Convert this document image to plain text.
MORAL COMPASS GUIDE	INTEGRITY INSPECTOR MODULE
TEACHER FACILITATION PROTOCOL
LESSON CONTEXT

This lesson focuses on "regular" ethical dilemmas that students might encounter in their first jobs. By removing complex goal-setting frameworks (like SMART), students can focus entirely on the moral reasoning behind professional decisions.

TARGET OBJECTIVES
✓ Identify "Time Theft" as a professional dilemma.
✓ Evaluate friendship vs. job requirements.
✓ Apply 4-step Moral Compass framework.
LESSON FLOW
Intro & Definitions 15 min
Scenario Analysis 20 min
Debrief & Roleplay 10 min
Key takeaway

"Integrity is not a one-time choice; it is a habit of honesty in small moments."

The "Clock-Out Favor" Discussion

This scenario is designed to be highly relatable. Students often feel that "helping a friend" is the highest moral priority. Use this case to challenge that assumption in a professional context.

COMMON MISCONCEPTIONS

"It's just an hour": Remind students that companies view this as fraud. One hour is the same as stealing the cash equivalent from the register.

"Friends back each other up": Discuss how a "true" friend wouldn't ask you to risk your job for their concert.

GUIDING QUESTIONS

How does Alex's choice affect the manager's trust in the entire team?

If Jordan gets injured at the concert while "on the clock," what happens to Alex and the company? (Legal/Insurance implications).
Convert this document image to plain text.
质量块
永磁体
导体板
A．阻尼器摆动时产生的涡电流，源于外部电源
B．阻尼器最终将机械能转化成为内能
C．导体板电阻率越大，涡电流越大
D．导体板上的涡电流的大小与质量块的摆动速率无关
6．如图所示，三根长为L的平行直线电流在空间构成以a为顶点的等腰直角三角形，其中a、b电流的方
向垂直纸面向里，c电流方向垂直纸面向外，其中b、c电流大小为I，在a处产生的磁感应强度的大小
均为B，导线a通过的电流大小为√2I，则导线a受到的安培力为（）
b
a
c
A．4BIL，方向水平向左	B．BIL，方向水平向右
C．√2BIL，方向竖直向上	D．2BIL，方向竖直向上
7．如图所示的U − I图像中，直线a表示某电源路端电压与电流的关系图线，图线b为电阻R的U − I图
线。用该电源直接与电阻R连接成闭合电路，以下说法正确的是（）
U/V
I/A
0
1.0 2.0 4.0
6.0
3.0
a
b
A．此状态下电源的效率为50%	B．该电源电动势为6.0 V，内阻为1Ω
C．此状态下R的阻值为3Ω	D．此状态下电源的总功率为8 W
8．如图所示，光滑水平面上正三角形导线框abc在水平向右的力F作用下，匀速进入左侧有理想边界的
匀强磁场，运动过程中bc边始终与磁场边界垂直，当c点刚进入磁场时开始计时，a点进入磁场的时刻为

════════

REQUEST: Reproduce all of the material above word for word.

ANSWER TO THIS PROBLEM:
Convert this document image to plain text.
MORAL COMPASS GUIDE	INTEGRITY INSPECTOR MODULE
TEACHER FACILITATION PROTOCOL
LESSON CONTEXT

This lesson focuses on "regular" ethical dilemmas that students might encounter in their first jobs. By removing complex goal-setting frameworks (like SMART), students can focus entirely on the moral reasoning behind professional decisions.

TARGET OBJECTIVES
✓ Identify "Time Theft" as a professional dilemma.
✓ Evaluate friendship vs. job requirements.
✓ Apply 4-step Moral Compass framework.
LESSON FLOW
Intro & Definitions 15 min
Scenario Analysis 20 min
Debrief & Roleplay 10 min
Key takeaway

"Integrity is not a one-time choice; it is a habit of honesty in small moments."

The "Clock-Out Favor" Discussion

This scenario is designed to be highly relatable. Students often feel that "helping a friend" is the highest moral priority. Use this case to challenge that assumption in a professional context.

COMMON MISCONCEPTIONS

"It's just an hour": Remind students that companies view this as fraud. One hour is the same as stealing the cash equivalent from the register.

"Friends back each other up": Discuss how a "true" friend wouldn't ask you to risk your job for their concert.

GUIDING QUESTIONS

How does Alex's choice affect the manager's trust in the entire team?

If Jordan gets injured at the concert while "on the clock," what happens to Alex and the company? (Legal/Insurance implications).
Convert this document image to plain text.
质量块
永磁体
导体板
A．阻尼器摆动时产生的涡电流，源于外部电源
B．阻尼器最终将机械能转化成为内能
C．导体板电阻率越大，涡电流越大
D．导体板上的涡电流的大小与质量块的摆动速率无关
6．如图所示，三根长为L的平行直线电流在空间构成以a为顶点的等腰直角三角形，其中a、b电流的方
向垂直纸面向里，c电流方向垂直纸面向外，其中b、c电流大小为I，在a处产生的磁感应强度的大小
均为B，导线a通过的电流大小为√2I，则导线a受到的安培力为（）
b
a
c
A．4BIL，方向水平向左	B．BIL，方向水平向右
C．√2BIL，方向竖直向上	D．2BIL，方向竖直向上
7．如图所示的U − I图像中，直线a表示某电源路端电压与电流的关系图线，图线b为电阻R的U − I图
线。用该电源直接与电阻R连接成闭合电路，以下说法正确的是（）
U/V
I/A
0
1.0 2.0 4.0
6.0
3.0
a
b
A．此状态下电源的效率为50%	B．该电源电动势为6.0 V，内阻为1Ω
C．此状态下R的阻值为3Ω	D．此状态下电源的总功率为8 W
8．如图所示，光滑水平面上正三角形导线框abc在水平向右的力F作用下，匀速进入左侧有理想边界的
匀强磁场，运动过程中bc边始终与磁场边界垂直，当c点刚进入磁场时开始计时，a点进入磁场的时刻为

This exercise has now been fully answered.